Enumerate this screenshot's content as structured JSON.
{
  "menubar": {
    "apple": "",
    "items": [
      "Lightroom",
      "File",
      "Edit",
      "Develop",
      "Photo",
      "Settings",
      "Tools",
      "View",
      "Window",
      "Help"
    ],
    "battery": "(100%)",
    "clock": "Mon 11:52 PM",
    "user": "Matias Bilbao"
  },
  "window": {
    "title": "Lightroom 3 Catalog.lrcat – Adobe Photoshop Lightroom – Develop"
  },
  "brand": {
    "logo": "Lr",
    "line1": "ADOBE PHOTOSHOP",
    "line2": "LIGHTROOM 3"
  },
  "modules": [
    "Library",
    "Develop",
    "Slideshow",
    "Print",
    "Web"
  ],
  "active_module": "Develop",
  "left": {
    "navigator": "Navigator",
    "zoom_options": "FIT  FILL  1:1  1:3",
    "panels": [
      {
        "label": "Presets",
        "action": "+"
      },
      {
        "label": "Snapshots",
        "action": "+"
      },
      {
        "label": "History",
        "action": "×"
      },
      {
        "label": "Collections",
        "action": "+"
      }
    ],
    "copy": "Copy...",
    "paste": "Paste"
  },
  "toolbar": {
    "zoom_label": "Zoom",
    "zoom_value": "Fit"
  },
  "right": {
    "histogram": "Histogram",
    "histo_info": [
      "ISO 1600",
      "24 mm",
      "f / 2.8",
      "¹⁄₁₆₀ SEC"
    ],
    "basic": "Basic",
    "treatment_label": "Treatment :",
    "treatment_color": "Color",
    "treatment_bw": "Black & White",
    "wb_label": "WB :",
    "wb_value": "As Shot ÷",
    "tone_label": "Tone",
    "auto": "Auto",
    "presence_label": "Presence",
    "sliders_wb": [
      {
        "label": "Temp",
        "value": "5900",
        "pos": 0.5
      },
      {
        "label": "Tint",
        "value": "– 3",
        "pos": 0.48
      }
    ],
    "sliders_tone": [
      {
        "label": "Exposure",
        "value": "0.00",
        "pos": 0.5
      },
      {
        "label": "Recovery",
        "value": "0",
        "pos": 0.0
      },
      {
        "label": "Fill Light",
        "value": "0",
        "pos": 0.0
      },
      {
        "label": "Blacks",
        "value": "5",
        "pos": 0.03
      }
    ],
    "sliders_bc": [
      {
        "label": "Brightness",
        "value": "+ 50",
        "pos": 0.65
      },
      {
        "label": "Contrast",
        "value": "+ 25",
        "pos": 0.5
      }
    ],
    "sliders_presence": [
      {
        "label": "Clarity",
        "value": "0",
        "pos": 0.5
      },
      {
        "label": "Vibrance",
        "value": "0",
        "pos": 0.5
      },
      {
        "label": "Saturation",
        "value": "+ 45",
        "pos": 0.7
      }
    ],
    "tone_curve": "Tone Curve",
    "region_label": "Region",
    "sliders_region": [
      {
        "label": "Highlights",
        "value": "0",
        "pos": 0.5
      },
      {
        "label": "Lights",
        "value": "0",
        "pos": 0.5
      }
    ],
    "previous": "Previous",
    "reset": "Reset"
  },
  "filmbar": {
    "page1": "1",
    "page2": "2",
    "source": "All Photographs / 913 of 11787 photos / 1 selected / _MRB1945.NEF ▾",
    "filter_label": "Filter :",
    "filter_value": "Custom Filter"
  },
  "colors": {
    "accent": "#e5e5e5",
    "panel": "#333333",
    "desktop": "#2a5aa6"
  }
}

###

Task goal →
Repeat all entries. Match them exactly.

Answer to the task →
Enumerate this screenshot's content as structured JSON.
{
  "menubar": {
    "apple": "",
    "items": [
      "Lightroom",
      "File",
      "Edit",
      "Develop",
      "Photo",
      "Settings",
      "Tools",
      "View",
      "Window",
      "Help"
    ],
    "battery": "(100%)",
    "clock": "Mon 11:52 PM",
    "user": "Matias Bilbao"
  },
  "window": {
    "title": "Lightroom 3 Catalog.lrcat – Adobe Photoshop Lightroom – Develop"
  },
  "brand": {
    "logo": "Lr",
    "line1": "ADOBE PHOTOSHOP",
    "line2": "LIGHTROOM 3"
  },
  "modules": [
    "Library",
    "Develop",
    "Slideshow",
    "Print",
    "Web"
  ],
  "active_module": "Develop",
  "left": {
    "navigator": "Navigator",
    "zoom_options": "FIT  FILL  1:1  1:3",
    "panels": [
      {
        "label": "Presets",
        "action": "+"
      },
      {
        "label": "Snapshots",
        "action": "+"
      },
      {
        "label": "History",
        "action": "×"
      },
      {
        "label": "Collections",
        "action": "+"
      }
    ],
    "copy": "Copy...",
    "paste": "Paste"
  },
  "toolbar": {
    "zoom_label": "Zoom",
    "zoom_value": "Fit"
  },
  "right": {
    "histogram": "Histogram",
    "histo_info": [
      "ISO 1600",
      "24 mm",
      "f / 2.8",
      "¹⁄₁₆₀ SEC"
    ],
    "basic": "Basic",
    "treatment_label": "Treatment :",
    "treatment_color": "Color",
    "treatment_bw": "Black & White",
    "wb_label": "WB :",
    "wb_value": "As Shot ÷",
    "tone_label": "Tone",
    "auto": "Auto",
    "presence_label": "Presence",
    "sliders_wb": [
      {
        "label": "Temp",
        "value": "5900",
        "pos": 0.5
      },
      {
        "label": "Tint",
        "value": "– 3",
        "pos": 0.48
      }
    ],
    "sliders_tone": [
      {
        "label": "Exposure",
        "value": "0.00",
        "pos": 0.5
      },
      {
        "label": "Recovery",
        "value": "0",
        "pos": 0.0
      },
      {
        "label": "Fill Light",
        "value": "0",
        "pos": 0.0
      },
      {
        "label": "Blacks",
        "value": "5",
        "pos": 0.03
      }
    ],
    "sliders_bc": [
      {
        "label": "Brightness",
        "value": "+ 50",
        "pos": 0.65
      },
      {
        "label": "Contrast",
        "value": "+ 25",
        "pos": 0.5
      }
    ],
    "sliders_presence": [
      {
        "label": "Clarity",
        "value": "0",
        "pos": 0.5
      },
      {
        "label": "Vibrance",
        "value": "0",
        "pos": 0.5
      },
      {
        "label": "Saturation",
        "value": "+ 45",
        "pos": 0.7
      }
    ],
    "tone_curve": "Tone Curve",
    "region_label": "Region",
    "sliders_region": [
      {
        "label": "Highlights",
        "value": "0",
        "pos": 0.5
      },
      {
        "label": "Lights",
        "value": "0",
        "pos": 0.5
      }
    ],
    "previous": "Previous",
    "reset": "Reset"
  },
  "filmbar": {
    "page1": "1",
    "page2": "2",
    "source": "All Photographs / 913 of 11787 photos / 1 selected / _MRB1945.NEF ▾",
    "filter_label": "Filter :",
    "filter_value": "Custom Filter"
  },
  "colors": {
    "accent": "#e5e5e5",
    "panel": "#333333",
    "desktop": "#2a5aa6"
  }
}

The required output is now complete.